#### The exercise
In the material below, the lines containing the word "uname" are required; copy each of them.

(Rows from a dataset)
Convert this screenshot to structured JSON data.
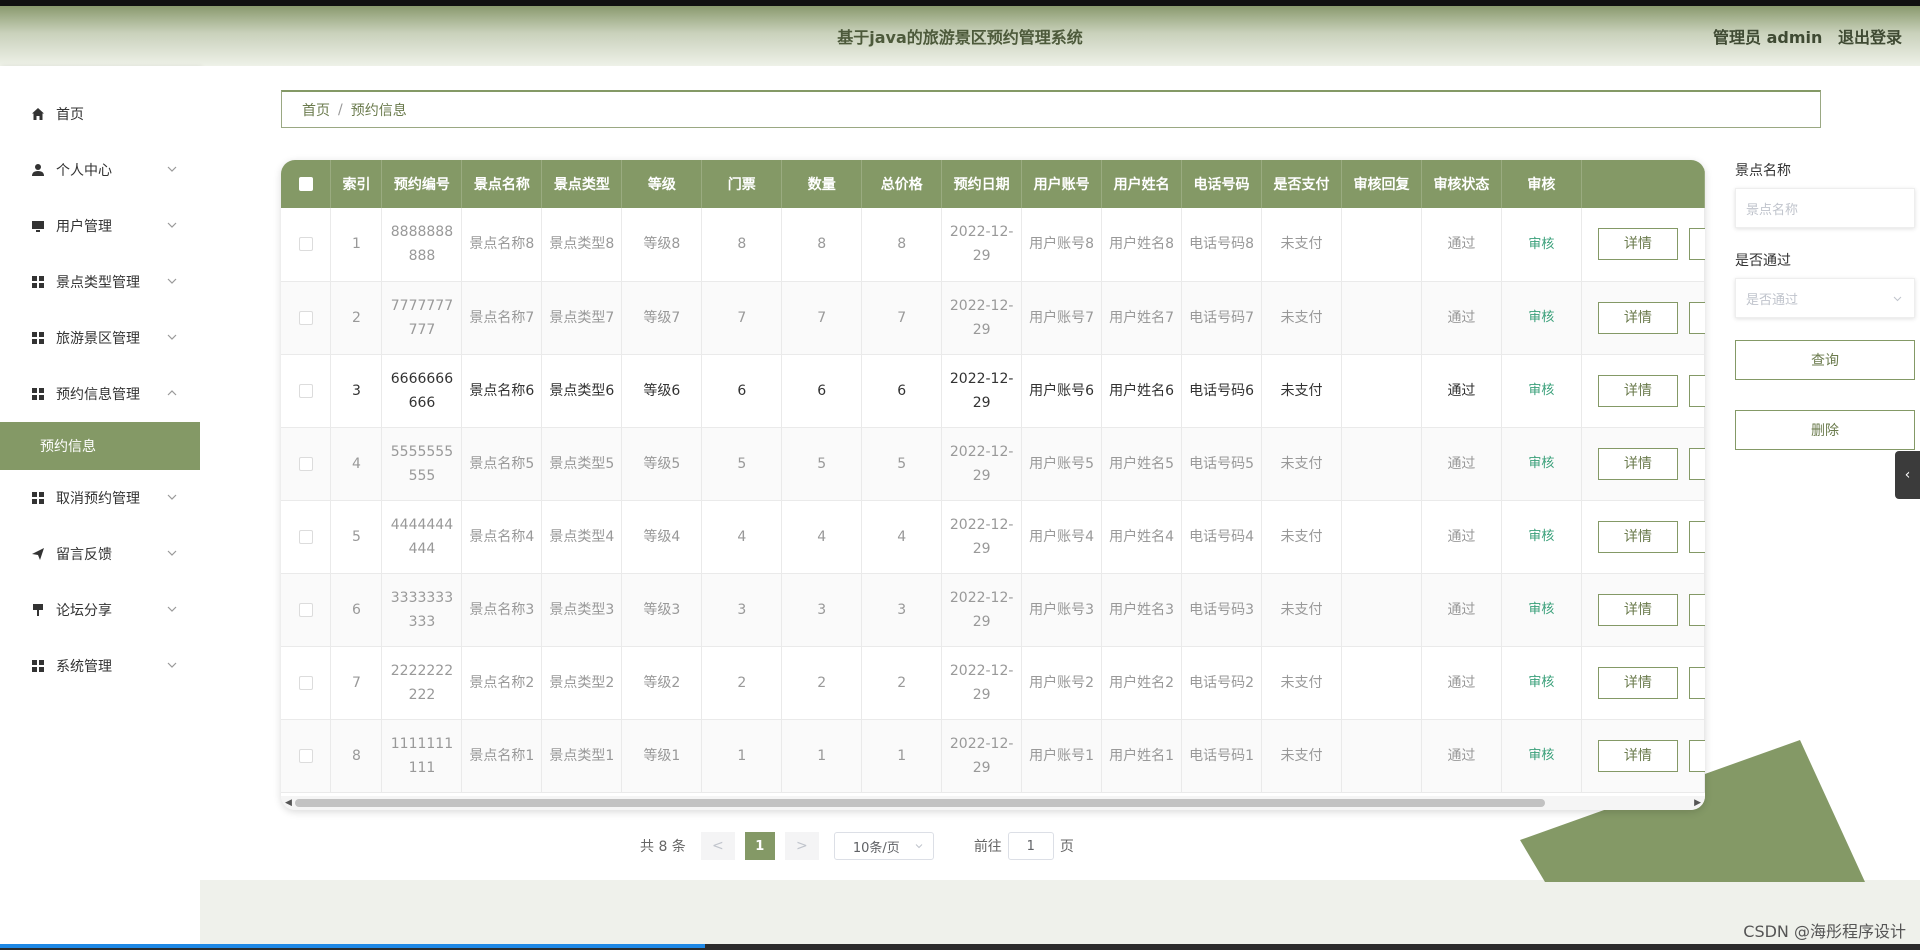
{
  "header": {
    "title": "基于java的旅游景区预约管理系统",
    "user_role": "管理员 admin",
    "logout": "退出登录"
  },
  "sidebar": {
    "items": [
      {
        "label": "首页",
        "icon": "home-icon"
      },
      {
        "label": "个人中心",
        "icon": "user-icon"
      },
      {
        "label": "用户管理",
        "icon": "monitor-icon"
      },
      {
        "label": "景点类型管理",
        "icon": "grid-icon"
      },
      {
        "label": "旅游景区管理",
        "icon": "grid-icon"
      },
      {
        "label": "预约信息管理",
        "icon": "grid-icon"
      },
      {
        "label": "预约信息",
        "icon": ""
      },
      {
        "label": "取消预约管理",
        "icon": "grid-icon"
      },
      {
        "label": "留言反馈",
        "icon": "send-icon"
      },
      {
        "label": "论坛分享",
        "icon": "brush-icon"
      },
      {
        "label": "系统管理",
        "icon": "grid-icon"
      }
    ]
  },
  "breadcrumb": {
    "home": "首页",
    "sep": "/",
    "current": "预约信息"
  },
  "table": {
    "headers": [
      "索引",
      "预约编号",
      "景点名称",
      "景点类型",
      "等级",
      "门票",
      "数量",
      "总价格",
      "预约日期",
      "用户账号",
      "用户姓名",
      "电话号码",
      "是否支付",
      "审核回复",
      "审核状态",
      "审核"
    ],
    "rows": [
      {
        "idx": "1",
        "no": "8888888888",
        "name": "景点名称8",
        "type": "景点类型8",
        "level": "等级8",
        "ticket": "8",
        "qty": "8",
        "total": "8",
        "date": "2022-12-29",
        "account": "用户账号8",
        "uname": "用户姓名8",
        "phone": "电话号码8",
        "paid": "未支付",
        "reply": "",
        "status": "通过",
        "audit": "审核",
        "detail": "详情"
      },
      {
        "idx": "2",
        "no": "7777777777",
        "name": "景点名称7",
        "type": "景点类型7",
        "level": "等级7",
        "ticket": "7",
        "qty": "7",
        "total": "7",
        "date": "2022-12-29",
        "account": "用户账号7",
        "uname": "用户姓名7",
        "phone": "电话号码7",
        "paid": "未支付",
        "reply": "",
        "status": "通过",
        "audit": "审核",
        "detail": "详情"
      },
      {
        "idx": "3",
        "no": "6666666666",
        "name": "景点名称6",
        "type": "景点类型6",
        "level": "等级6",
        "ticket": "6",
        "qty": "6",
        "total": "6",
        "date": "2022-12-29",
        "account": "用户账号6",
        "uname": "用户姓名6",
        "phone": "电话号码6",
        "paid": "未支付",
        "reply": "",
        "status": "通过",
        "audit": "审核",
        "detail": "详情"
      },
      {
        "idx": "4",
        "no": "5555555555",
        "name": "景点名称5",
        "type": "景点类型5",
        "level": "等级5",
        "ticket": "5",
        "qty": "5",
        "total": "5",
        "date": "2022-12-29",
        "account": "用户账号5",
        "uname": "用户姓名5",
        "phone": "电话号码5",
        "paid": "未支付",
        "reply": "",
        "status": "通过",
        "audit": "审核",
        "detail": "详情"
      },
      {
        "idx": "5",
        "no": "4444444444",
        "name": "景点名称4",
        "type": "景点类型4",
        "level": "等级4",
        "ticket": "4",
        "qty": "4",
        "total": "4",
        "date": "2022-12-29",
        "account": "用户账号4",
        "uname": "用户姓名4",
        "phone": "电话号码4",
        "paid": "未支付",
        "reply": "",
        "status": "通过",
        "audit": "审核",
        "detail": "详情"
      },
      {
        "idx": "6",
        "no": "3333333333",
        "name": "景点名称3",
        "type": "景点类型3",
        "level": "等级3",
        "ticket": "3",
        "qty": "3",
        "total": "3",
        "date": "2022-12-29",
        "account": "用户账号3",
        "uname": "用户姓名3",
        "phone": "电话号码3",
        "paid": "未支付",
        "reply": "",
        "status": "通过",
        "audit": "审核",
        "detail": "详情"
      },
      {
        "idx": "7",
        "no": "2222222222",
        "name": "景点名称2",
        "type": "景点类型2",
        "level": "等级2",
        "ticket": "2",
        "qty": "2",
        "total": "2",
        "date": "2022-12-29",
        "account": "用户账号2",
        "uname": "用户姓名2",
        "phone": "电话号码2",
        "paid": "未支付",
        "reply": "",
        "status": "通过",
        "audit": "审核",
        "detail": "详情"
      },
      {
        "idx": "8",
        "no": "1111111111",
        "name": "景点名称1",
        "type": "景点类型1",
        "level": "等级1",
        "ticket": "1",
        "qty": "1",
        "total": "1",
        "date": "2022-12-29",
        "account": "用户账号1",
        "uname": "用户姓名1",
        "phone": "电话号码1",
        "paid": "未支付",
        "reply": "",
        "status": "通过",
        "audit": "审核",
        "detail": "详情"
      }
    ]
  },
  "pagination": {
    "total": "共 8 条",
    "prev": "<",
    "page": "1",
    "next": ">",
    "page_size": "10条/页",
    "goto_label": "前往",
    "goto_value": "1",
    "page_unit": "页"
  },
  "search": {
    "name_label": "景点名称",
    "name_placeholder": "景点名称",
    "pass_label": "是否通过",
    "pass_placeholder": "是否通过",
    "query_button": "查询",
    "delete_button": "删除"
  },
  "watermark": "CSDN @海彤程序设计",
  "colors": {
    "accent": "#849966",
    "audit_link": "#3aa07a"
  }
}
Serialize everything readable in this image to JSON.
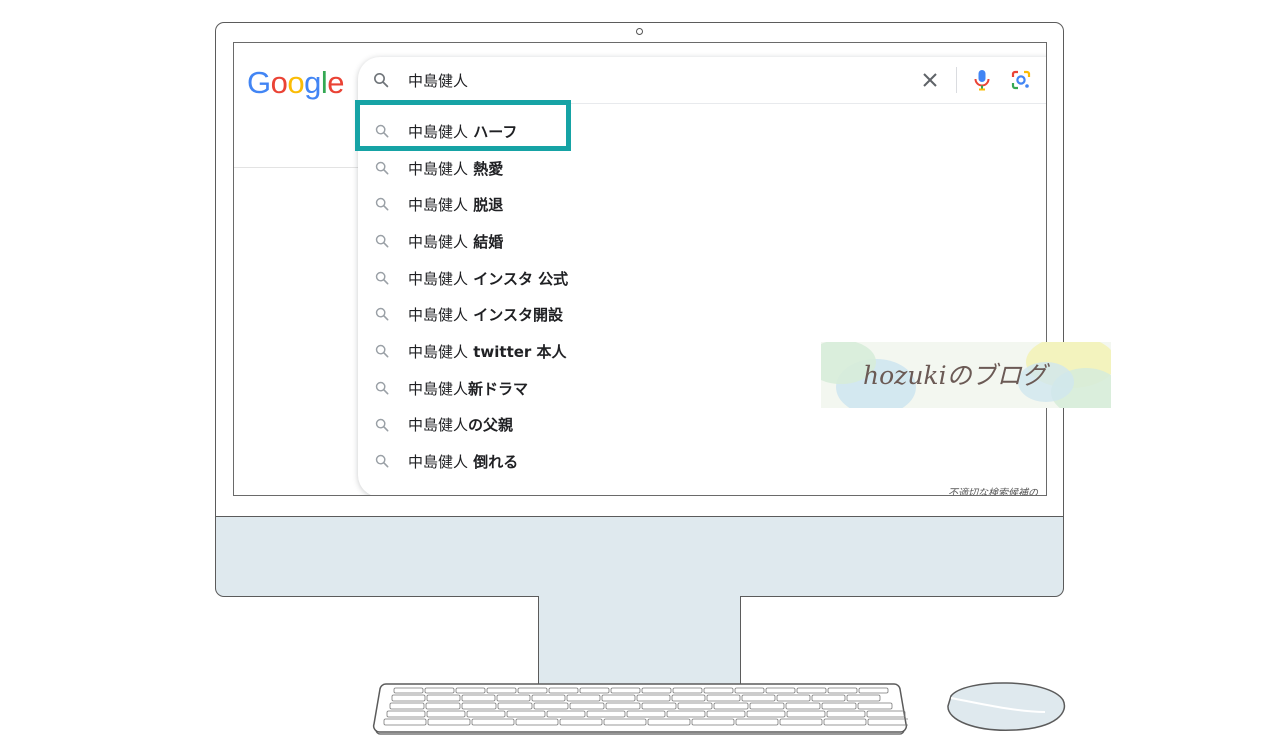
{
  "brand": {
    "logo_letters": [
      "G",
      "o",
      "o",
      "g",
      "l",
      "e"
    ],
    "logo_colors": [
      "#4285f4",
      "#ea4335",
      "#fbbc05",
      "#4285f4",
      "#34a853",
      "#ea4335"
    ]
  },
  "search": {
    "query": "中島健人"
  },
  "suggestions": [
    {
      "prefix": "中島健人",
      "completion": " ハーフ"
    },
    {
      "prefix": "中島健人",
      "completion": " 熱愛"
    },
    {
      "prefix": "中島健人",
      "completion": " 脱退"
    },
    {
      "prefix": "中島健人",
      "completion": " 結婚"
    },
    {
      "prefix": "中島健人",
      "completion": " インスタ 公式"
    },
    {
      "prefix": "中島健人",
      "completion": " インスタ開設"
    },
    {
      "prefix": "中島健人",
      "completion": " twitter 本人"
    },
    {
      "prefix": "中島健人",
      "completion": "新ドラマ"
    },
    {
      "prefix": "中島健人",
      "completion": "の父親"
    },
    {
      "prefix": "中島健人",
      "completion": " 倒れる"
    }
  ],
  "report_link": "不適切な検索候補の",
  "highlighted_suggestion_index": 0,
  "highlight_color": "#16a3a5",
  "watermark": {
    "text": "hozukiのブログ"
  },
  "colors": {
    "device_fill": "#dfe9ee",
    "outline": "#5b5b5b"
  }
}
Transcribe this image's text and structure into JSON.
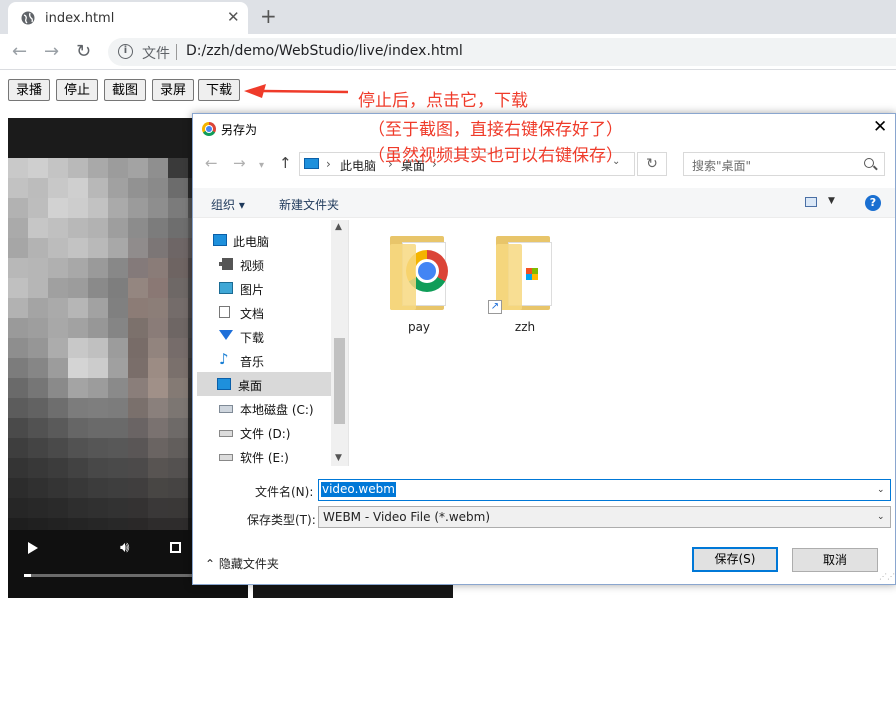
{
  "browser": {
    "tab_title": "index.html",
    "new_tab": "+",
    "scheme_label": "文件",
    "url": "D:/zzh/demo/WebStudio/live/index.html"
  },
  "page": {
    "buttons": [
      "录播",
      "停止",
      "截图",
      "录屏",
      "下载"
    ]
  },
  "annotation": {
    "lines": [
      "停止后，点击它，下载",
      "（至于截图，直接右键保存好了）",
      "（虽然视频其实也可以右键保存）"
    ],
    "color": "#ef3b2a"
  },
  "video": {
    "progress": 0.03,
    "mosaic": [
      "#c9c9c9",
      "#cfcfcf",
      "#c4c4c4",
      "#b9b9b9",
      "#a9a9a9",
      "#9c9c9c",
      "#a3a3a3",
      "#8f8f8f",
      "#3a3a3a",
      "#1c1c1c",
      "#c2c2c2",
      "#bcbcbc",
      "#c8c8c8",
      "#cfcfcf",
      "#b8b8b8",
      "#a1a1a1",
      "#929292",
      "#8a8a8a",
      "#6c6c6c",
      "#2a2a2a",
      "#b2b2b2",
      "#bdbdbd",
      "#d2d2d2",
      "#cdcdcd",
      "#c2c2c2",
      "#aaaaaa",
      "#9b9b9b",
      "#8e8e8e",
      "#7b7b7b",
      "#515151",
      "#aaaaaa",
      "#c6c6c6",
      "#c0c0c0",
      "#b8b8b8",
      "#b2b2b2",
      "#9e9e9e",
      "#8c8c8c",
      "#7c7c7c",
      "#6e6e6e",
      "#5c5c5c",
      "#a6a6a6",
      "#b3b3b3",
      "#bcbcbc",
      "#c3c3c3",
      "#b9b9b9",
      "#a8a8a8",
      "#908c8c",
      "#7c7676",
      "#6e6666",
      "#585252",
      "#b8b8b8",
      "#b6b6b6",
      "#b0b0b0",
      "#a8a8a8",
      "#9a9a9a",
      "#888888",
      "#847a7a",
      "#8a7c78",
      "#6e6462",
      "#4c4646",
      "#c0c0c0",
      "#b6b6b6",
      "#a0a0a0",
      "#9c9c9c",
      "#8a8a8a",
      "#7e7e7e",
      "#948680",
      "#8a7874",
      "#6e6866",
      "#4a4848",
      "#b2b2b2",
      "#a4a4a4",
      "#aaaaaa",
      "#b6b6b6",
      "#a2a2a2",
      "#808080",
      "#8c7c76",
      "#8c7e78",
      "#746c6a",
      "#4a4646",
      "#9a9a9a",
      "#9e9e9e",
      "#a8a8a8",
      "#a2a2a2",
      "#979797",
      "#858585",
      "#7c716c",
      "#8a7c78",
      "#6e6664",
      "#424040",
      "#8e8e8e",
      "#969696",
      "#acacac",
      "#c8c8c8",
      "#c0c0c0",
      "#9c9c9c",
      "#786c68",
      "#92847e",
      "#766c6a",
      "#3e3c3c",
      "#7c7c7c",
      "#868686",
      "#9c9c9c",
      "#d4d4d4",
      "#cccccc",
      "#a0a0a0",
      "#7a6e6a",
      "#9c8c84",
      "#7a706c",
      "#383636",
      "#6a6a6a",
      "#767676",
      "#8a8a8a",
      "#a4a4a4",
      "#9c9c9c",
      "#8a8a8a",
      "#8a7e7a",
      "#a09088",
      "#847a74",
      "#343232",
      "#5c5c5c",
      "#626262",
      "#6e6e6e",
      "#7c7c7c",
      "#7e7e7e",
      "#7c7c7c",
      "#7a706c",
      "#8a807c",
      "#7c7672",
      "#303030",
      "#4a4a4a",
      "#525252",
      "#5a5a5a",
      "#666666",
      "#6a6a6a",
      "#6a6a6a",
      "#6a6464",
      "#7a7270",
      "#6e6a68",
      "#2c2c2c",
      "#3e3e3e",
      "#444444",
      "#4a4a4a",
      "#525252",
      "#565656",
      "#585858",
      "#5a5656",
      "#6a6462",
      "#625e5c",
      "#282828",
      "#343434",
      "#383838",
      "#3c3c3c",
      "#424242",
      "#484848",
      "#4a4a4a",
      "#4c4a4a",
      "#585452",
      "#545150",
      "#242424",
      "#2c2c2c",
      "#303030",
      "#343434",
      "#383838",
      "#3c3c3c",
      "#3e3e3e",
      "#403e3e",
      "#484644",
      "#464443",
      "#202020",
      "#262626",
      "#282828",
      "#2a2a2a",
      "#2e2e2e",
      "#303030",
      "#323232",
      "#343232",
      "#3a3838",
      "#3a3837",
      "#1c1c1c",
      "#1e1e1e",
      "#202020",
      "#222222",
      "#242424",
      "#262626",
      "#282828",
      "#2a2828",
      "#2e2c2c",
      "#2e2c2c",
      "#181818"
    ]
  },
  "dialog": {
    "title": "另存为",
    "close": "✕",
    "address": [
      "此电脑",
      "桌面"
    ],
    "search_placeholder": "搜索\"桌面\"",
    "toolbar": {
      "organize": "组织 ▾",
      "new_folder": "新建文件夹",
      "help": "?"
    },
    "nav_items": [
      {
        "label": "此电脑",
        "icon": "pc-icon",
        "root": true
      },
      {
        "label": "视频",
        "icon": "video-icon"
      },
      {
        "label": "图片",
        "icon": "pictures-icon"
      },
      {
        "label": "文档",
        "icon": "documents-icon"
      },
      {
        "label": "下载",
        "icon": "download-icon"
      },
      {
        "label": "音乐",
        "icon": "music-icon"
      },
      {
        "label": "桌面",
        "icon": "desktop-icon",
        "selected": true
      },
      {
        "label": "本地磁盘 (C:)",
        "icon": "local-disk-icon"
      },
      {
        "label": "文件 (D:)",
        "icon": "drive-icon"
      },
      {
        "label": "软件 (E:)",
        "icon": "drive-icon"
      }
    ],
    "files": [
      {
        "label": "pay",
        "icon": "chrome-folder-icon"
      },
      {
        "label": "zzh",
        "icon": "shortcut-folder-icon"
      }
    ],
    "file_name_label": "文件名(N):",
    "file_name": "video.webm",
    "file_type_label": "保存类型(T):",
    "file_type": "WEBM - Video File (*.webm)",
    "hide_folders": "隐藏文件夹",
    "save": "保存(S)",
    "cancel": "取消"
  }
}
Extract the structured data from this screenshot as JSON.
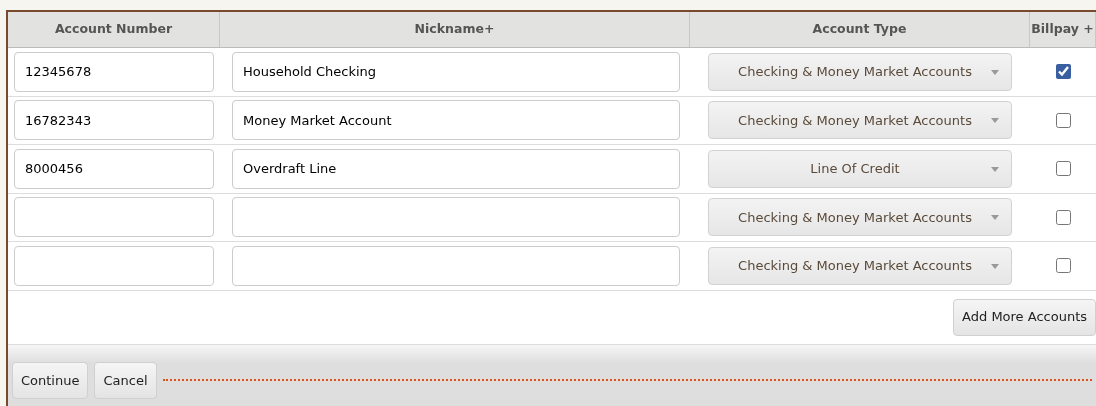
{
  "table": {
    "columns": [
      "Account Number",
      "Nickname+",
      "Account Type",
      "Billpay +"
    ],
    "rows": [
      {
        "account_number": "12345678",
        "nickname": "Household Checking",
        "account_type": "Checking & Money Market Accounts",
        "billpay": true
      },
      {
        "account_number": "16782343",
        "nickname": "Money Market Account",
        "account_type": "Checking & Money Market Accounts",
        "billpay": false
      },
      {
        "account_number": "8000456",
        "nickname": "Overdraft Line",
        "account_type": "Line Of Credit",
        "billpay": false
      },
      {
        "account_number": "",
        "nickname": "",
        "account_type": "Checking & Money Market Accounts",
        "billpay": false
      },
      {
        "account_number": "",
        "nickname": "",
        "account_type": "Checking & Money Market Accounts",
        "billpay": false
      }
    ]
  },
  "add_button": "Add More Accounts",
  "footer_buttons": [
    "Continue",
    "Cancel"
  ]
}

#### Response to the exercise
        "uname": "用户姓名8",
        "uname": "用户姓名7",
        "uname": "用户姓名6",
        "uname": "用户姓名5",
        "uname": "用户姓名4",
        "uname": "用户姓名3",
        "uname": "用户姓名2",
        "uname": "用户姓名1",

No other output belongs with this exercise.